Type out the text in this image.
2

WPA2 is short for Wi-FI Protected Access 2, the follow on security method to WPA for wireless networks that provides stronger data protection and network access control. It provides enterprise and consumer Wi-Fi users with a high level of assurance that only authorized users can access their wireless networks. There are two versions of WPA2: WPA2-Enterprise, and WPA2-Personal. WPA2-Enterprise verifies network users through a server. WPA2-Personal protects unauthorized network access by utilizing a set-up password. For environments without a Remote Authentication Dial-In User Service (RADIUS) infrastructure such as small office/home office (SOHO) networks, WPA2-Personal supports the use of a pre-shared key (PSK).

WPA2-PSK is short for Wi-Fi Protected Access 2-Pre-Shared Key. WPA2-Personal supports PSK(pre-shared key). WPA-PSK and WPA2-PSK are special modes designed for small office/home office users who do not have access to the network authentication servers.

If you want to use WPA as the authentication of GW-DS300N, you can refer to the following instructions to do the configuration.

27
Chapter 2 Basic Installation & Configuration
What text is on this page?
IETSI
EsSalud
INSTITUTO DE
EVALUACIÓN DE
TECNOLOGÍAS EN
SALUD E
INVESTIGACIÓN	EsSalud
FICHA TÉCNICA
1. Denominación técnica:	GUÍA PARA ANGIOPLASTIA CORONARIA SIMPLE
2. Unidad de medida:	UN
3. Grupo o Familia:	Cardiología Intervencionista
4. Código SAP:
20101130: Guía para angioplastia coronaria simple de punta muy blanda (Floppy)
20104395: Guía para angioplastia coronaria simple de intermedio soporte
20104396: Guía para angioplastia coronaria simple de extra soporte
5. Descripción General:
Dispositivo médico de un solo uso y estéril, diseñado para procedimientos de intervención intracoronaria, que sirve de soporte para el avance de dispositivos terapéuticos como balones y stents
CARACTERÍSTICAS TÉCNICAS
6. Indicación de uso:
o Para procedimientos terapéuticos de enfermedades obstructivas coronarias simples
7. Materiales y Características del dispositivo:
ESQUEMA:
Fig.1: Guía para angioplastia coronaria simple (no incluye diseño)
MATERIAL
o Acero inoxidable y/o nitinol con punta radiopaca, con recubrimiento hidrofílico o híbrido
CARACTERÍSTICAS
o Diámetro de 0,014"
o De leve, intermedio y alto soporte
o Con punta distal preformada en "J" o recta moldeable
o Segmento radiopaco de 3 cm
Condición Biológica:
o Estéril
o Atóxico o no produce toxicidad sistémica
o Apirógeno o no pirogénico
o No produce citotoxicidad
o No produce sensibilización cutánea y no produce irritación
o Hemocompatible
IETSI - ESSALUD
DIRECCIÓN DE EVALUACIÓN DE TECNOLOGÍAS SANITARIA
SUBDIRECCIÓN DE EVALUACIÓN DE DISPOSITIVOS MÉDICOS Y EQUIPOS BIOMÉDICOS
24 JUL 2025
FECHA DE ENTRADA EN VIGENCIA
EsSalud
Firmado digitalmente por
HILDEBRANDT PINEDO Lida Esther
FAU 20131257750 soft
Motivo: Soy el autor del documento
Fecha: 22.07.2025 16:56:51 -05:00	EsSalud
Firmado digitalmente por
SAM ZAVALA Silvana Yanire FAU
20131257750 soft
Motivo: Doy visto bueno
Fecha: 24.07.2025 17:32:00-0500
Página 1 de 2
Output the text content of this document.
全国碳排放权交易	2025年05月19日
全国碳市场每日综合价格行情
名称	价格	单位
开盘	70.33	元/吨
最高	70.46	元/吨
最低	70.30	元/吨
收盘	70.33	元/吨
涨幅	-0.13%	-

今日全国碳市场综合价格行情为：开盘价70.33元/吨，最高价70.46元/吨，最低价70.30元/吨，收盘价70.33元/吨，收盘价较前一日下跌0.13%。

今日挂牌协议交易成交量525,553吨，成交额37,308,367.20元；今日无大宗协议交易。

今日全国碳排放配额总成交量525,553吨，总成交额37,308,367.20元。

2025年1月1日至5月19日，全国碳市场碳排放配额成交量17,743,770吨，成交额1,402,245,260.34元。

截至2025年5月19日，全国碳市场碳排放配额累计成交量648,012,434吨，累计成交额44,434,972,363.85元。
•••••
### YOUR TASK
All of the entries must be quoted exactly; please include each one.

### RESULT FOR THIS EXERCISE
Type out the text in this image.
2

WPA2 is short for Wi-FI Protected Access 2, the follow on security method to WPA for wireless networks that provides stronger data protection and network access control. It provides enterprise and consumer Wi-Fi users with a high level of assurance that only authorized users can access their wireless networks. There are two versions of WPA2: WPA2-Enterprise, and WPA2-Personal. WPA2-Enterprise verifies network users through a server. WPA2-Personal protects unauthorized network access by utilizing a set-up password. For environments without a Remote Authentication Dial-In User Service (RADIUS) infrastructure such as small office/home office (SOHO) networks, WPA2-Personal supports the use of a pre-shared key (PSK).

WPA2-PSK is short for Wi-Fi Protected Access 2-Pre-Shared Key. WPA2-Personal supports PSK(pre-shared key). WPA-PSK and WPA2-PSK are special modes designed for small office/home office users who do not have access to the network authentication servers.

If you want to use WPA as the authentication of GW-DS300N, you can refer to the following instructions to do the configuration.

27
Chapter 2 Basic Installation & Configuration
What text is on this page?
IETSI
EsSalud
INSTITUTO DE
EVALUACIÓN DE
TECNOLOGÍAS EN
SALUD E
INVESTIGACIÓN	EsSalud
FICHA TÉCNICA
1. Denominación técnica:	GUÍA PARA ANGIOPLASTIA CORONARIA SIMPLE
2. Unidad de medida:	UN
3. Grupo o Familia:	Cardiología Intervencionista
4. Código SAP:
20101130: Guía para angioplastia coronaria simple de punta muy blanda (Floppy)
20104395: Guía para angioplastia coronaria simple de intermedio soporte
20104396: Guía para angioplastia coronaria simple de extra soporte
5. Descripción General:
Dispositivo médico de un solo uso y estéril, diseñado para procedimientos de intervención intracoronaria, que sirve de soporte para el avance de dispositivos terapéuticos como balones y stents
CARACTERÍSTICAS TÉCNICAS
6. Indicación de uso:
o Para procedimientos terapéuticos de enfermedades obstructivas coronarias simples
7. Materiales y Características del dispositivo:
ESQUEMA:
Fig.1: Guía para angioplastia coronaria simple (no incluye diseño)
MATERIAL
o Acero inoxidable y/o nitinol con punta radiopaca, con recubrimiento hidrofílico o híbrido
CARACTERÍSTICAS
o Diámetro de 0,014"
o De leve, intermedio y alto soporte
o Con punta distal preformada en "J" o recta moldeable
o Segmento radiopaco de 3 cm
Condición Biológica:
o Estéril
o Atóxico o no produce toxicidad sistémica
o Apirógeno o no pirogénico
o No produce citotoxicidad
o No produce sensibilización cutánea y no produce irritación
o Hemocompatible
IETSI - ESSALUD
DIRECCIÓN DE EVALUACIÓN DE TECNOLOGÍAS SANITARIA
SUBDIRECCIÓN DE EVALUACIÓN DE DISPOSITIVOS MÉDICOS Y EQUIPOS BIOMÉDICOS
24 JUL 2025
FECHA DE ENTRADA EN VIGENCIA
EsSalud
Firmado digitalmente por
HILDEBRANDT PINEDO Lida Esther
FAU 20131257750 soft
Motivo: Soy el autor del documento
Fecha: 22.07.2025 16:56:51 -05:00	EsSalud
Firmado digitalmente por
SAM ZAVALA Silvana Yanire FAU
20131257750 soft
Motivo: Doy visto bueno
Fecha: 24.07.2025 17:32:00-0500
Página 1 de 2
Output the text content of this document.
全国碳排放权交易	2025年05月19日
全国碳市场每日综合价格行情
名称	价格	单位
开盘	70.33	元/吨
最高	70.46	元/吨
最低	70.30	元/吨
收盘	70.33	元/吨
涨幅	-0.13%	-

今日全国碳市场综合价格行情为：开盘价70.33元/吨，最高价70.46元/吨，最低价70.30元/吨，收盘价70.33元/吨，收盘价较前一日下跌0.13%。

今日挂牌协议交易成交量525,553吨，成交额37,308,367.20元；今日无大宗协议交易。

今日全国碳排放配额总成交量525,553吨，总成交额37,308,367.20元。

2025年1月1日至5月19日，全国碳市场碳排放配额成交量17,743,770吨，成交额1,402,245,260.34元。

截至2025年5月19日，全国碳市场碳排放配额累计成交量648,012,434吨，累计成交额44,434,972,363.85元。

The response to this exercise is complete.